## What you will do
Every line of the listing must be reproduced as it stands. Leave the images behind.

## BEGIN Data rows

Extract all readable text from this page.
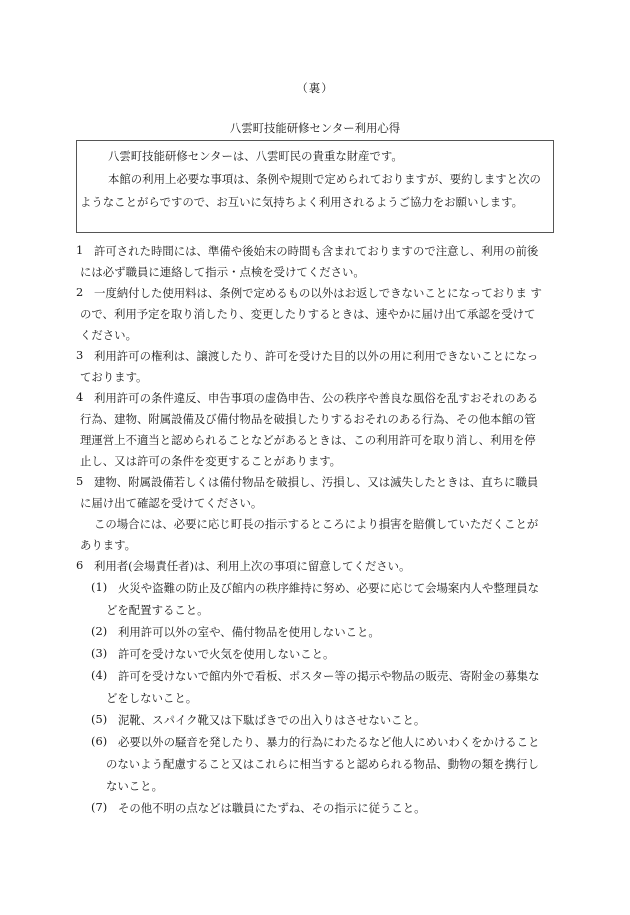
（裏）
八雲町技能研修センター利用心得
八雲町技能研修センターは、八雲町民の貴重な財産です。
本館の利用上必要な事項は、条例や規則で定められておりますが、要約しますと次の
ようなことがらですので、お互いに気持ちよく利用されるようご協力をお願いします。
1 許可された時間には、準備や後始末の時間も含まれておりますので注意し、利用の前後
には必ず職員に連絡して指示・点検を受けてください。
2 一度納付した使用料は、条例で定めるもの以外はお返しできないことになっておりま す
ので、利用予定を取り消したり、変更したりするときは、速やかに届け出て承認を受けて
ください。
3 利用許可の権利は、譲渡したり、許可を受けた目的以外の用に利用できないことになっ
ております。
4 利用許可の条件違反、申告事項の虚偽申告、公の秩序や善良な風俗を乱すおそれのある
行為、建物、附属設備及び備付物品を破損したりするおそれのある行為、その他本館の管
理運営上不適当と認められることなどがあるときは、この利用許可を取り消し、利用を停
止し、又は許可の条件を変更することがあります。
5 建物、附属設備若しくは備付物品を破損し、汚損し、又は滅失したときは、直ちに職員
に届け出て確認を受けてください。
この場合には、必要に応じ町長の指示するところにより損害を賠償していただくことが
あります。
6 利用者(会場責任者)は、利用上次の事項に留意してください。
(1) 火災や盗難の防止及び館内の秩序維持に努め、必要に応じて会場案内人や整理員な
どを配置すること。
(2) 利用許可以外の室や、備付物品を使用しないこと。
(3) 許可を受けないで火気を使用しないこと。
(4) 許可を受けないで館内外で看板、ポスター等の掲示や物品の販売、寄附金の募集な
どをしないこと。
(5) 泥靴、スパイク靴又は下駄ばきでの出入りはさせないこと。
(6) 必要以外の騒音を発したり、暴力的行為にわたるなど他人にめいわくをかけること
のないよう配慮すること又はこれらに相当すると認められる物品、動物の類を携行し
ないこと。
(7) その他不明の点などは職員にたずね、その指示に従うこと。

## END Data rows

## Expected answer
Extract all readable text from this page.
（裏）
八雲町技能研修センター利用心得
八雲町技能研修センターは、八雲町民の貴重な財産です。
本館の利用上必要な事項は、条例や規則で定められておりますが、要約しますと次の
ようなことがらですので、お互いに気持ちよく利用されるようご協力をお願いします。
1 許可された時間には、準備や後始末の時間も含まれておりますので注意し、利用の前後
には必ず職員に連絡して指示・点検を受けてください。
2 一度納付した使用料は、条例で定めるもの以外はお返しできないことになっておりま す
ので、利用予定を取り消したり、変更したりするときは、速やかに届け出て承認を受けて
ください。
3 利用許可の権利は、譲渡したり、許可を受けた目的以外の用に利用できないことになっ
ております。
4 利用許可の条件違反、申告事項の虚偽申告、公の秩序や善良な風俗を乱すおそれのある
行為、建物、附属設備及び備付物品を破損したりするおそれのある行為、その他本館の管
理運営上不適当と認められることなどがあるときは、この利用許可を取り消し、利用を停
止し、又は許可の条件を変更することがあります。
5 建物、附属設備若しくは備付物品を破損し、汚損し、又は滅失したときは、直ちに職員
に届け出て確認を受けてください。
この場合には、必要に応じ町長の指示するところにより損害を賠償していただくことが
あります。
6 利用者(会場責任者)は、利用上次の事項に留意してください。
(1) 火災や盗難の防止及び館内の秩序維持に努め、必要に応じて会場案内人や整理員な
どを配置すること。
(2) 利用許可以外の室や、備付物品を使用しないこと。
(3) 許可を受けないで火気を使用しないこと。
(4) 許可を受けないで館内外で看板、ポスター等の掲示や物品の販売、寄附金の募集な
どをしないこと。
(5) 泥靴、スパイク靴又は下駄ばきでの出入りはさせないこと。
(6) 必要以外の騒音を発したり、暴力的行為にわたるなど他人にめいわくをかけること
のないよう配慮すること又はこれらに相当すると認められる物品、動物の類を携行し
ないこと。
(7) その他不明の点などは職員にたずね、その指示に従うこと。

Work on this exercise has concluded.